- **Task prompt**:
List the lines of this listing that hold the word "declined".

[Source data]
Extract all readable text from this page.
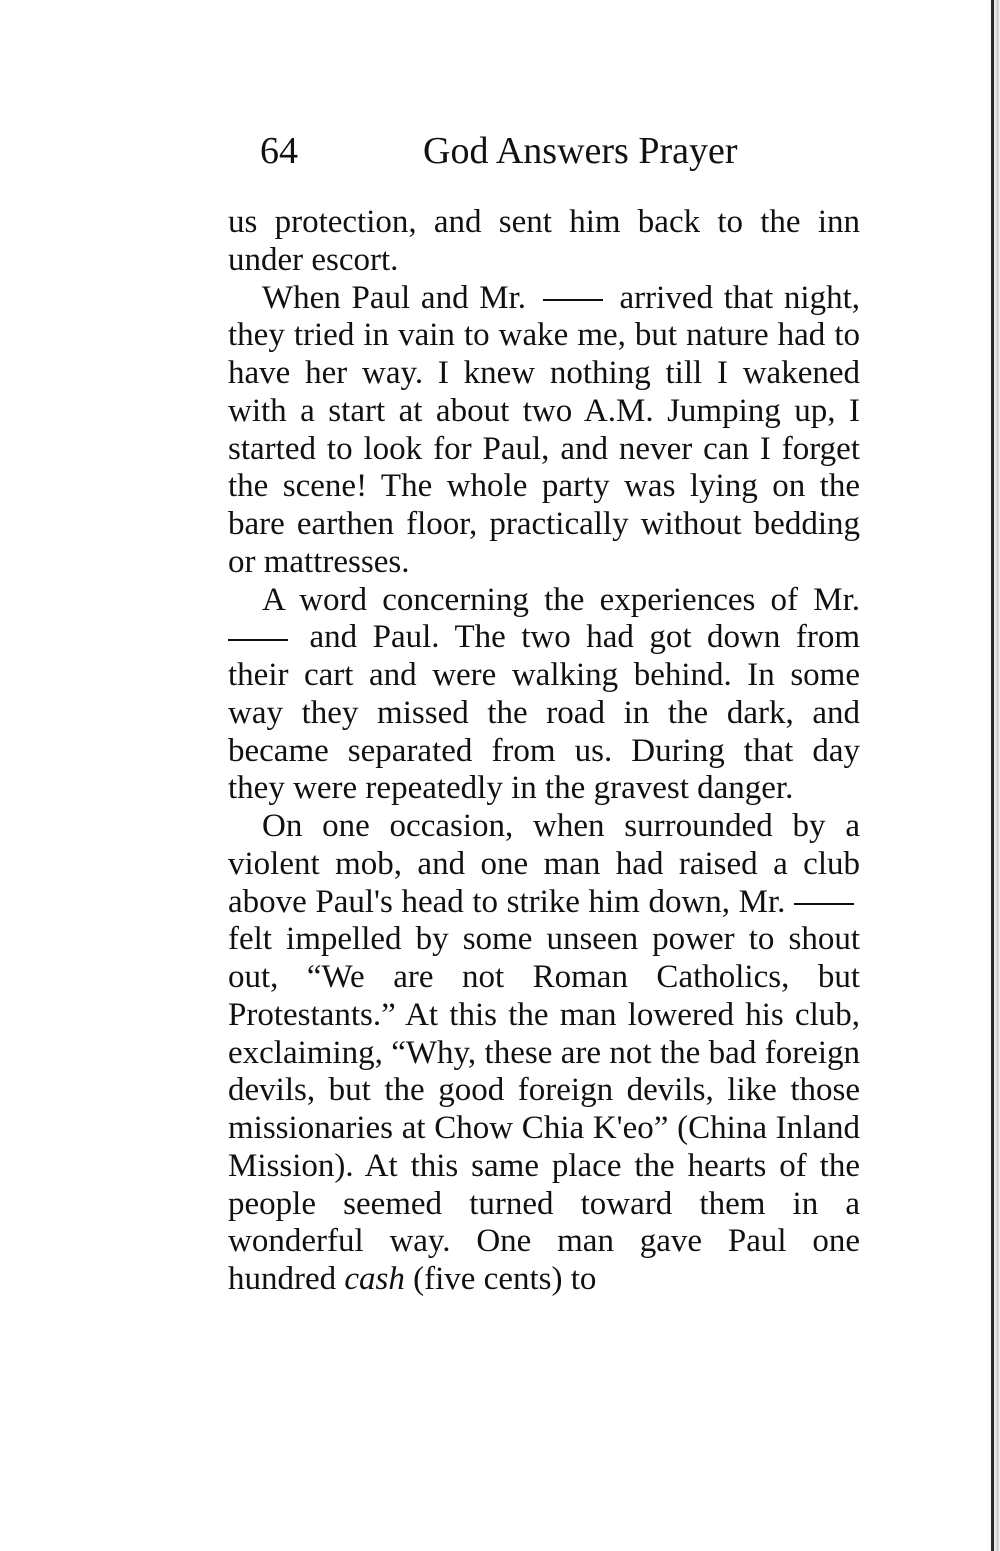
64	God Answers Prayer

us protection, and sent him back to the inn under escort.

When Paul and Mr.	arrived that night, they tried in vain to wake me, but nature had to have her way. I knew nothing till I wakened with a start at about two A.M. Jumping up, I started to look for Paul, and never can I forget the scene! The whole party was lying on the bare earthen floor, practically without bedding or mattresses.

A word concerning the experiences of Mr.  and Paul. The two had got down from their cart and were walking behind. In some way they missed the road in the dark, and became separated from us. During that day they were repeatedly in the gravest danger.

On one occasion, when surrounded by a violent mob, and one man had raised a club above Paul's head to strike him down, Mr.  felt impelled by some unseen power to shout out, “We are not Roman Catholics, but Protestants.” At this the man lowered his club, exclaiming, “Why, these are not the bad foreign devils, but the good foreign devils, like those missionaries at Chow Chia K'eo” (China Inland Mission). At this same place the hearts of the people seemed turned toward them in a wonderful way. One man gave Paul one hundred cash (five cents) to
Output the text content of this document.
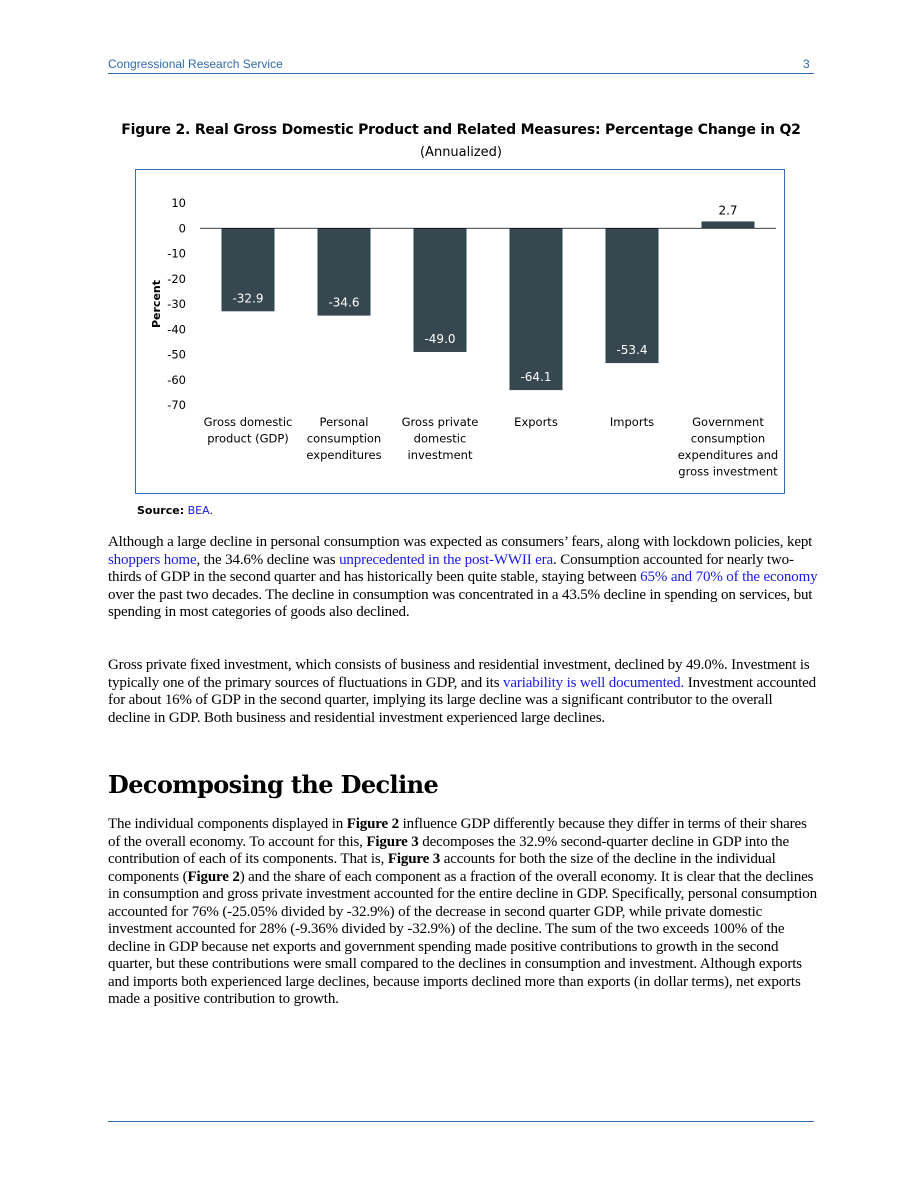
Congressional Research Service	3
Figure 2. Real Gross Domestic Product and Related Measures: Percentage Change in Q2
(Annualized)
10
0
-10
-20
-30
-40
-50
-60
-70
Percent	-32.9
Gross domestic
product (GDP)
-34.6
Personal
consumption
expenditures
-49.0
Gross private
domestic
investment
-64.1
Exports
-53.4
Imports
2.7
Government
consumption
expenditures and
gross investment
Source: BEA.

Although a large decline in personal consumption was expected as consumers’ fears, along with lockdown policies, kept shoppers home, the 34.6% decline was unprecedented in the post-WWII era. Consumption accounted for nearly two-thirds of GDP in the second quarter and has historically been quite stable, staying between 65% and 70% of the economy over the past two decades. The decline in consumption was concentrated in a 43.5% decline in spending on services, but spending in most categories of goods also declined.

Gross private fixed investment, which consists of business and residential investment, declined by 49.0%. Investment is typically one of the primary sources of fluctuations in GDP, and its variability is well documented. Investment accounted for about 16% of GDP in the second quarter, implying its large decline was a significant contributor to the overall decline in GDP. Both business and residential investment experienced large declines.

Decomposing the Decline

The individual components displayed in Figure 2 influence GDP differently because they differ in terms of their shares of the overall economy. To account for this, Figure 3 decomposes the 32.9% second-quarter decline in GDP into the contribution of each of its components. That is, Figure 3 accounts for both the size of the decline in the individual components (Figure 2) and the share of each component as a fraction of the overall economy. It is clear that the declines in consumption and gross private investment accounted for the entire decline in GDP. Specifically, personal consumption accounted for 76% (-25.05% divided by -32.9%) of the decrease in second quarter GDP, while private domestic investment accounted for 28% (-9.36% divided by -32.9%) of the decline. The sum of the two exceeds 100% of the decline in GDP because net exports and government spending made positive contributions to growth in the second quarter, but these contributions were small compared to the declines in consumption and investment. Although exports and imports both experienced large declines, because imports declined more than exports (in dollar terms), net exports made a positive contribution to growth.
--
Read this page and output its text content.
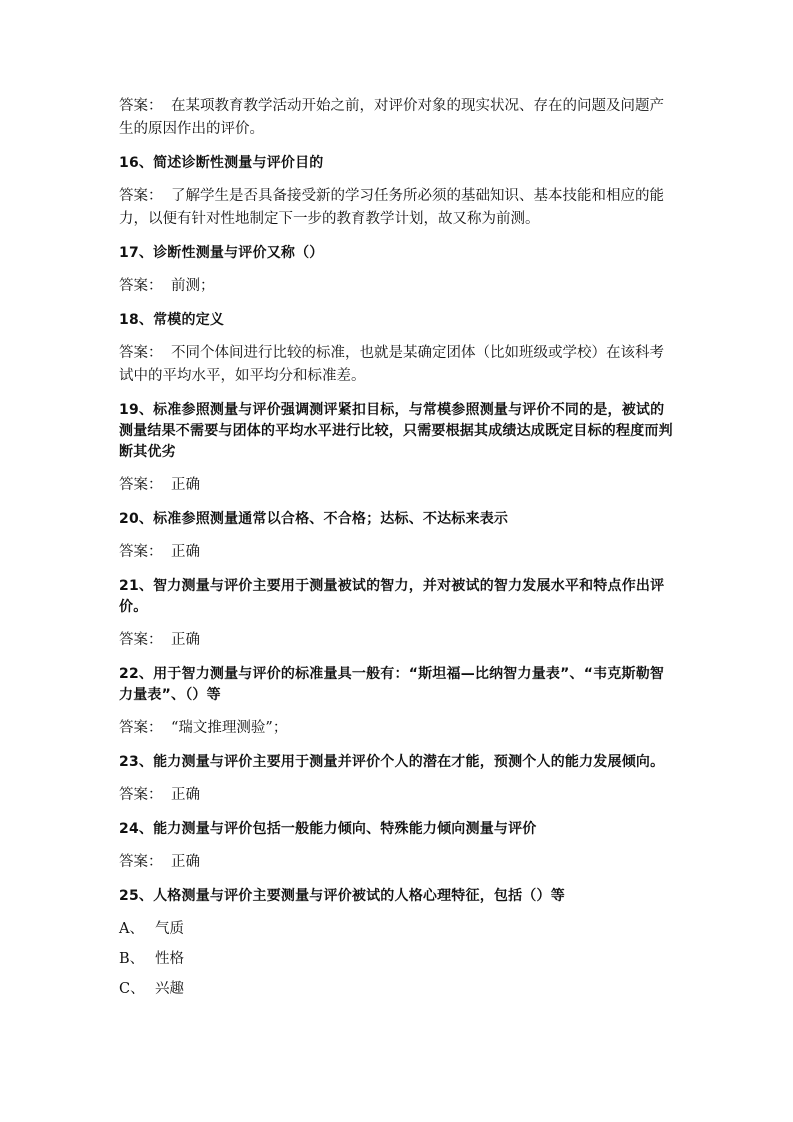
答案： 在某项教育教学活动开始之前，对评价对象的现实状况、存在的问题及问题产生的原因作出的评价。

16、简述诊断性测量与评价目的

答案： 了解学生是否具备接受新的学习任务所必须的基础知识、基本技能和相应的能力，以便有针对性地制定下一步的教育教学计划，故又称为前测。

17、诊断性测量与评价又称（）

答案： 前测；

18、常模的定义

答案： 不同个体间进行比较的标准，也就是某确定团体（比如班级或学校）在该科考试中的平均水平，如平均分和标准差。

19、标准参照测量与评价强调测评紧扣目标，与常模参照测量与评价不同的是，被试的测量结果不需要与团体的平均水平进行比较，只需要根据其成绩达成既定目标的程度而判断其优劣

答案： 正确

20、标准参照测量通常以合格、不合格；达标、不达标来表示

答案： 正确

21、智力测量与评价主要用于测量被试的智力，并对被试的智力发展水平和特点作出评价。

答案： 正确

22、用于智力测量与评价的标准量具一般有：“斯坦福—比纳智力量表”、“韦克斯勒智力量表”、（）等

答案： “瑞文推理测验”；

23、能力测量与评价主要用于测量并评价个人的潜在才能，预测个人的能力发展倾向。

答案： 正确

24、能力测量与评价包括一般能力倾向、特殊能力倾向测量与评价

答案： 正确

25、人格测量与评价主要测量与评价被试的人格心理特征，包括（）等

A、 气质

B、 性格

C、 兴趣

- **Full response**:
Although a large decline in personal consumption was expected as consumers’ fears, along with lockdown policies, kept shoppers home, the 34.6% decline was unprecedented in the post-WWII era. Consumption accounted for nearly two-thirds of GDP in the second quarter and has historically been quite stable, staying between 65% and 70% of the economy over the past two decades. The decline in consumption was concentrated in a 43.5% decline in spending on services, but spending in most categories of goods also declined.
Gross private fixed investment, which consists of business and residential investment, declined by 49.0%. Investment is typically one of the primary sources of fluctuations in GDP, and its variability is well documented. Investment accounted for about 16% of GDP in the second quarter, implying its large decline was a significant contributor to the overall decline in GDP. Both business and residential investment experienced large declines.
The individual components displayed in Figure 2 influence GDP differently because they differ in terms of their shares of the overall economy. To account for this, Figure 3 decomposes the 32.9% second-quarter decline in GDP into the contribution of each of its components. That is, Figure 3 accounts for both the size of the decline in the individual components (Figure 2) and the share of each component as a fraction of the overall economy. It is clear that the declines in consumption and gross private investment accounted for the entire decline in GDP. Specifically, personal consumption accounted for 76% (-25.05% divided by -32.9%) of the decrease in second quarter GDP, while private domestic investment accounted for 28% (-9.36% divided by -32.9%) of the decline. The sum of the two exceeds 100% of the decline in GDP because net exports and government spending made positive contributions to growth in the second quarter, but these contributions were small compared to the declines in consumption and investment. Although exports and imports both experienced large declines, because imports declined more than exports (in dollar terms), net exports made a positive contribution to growth.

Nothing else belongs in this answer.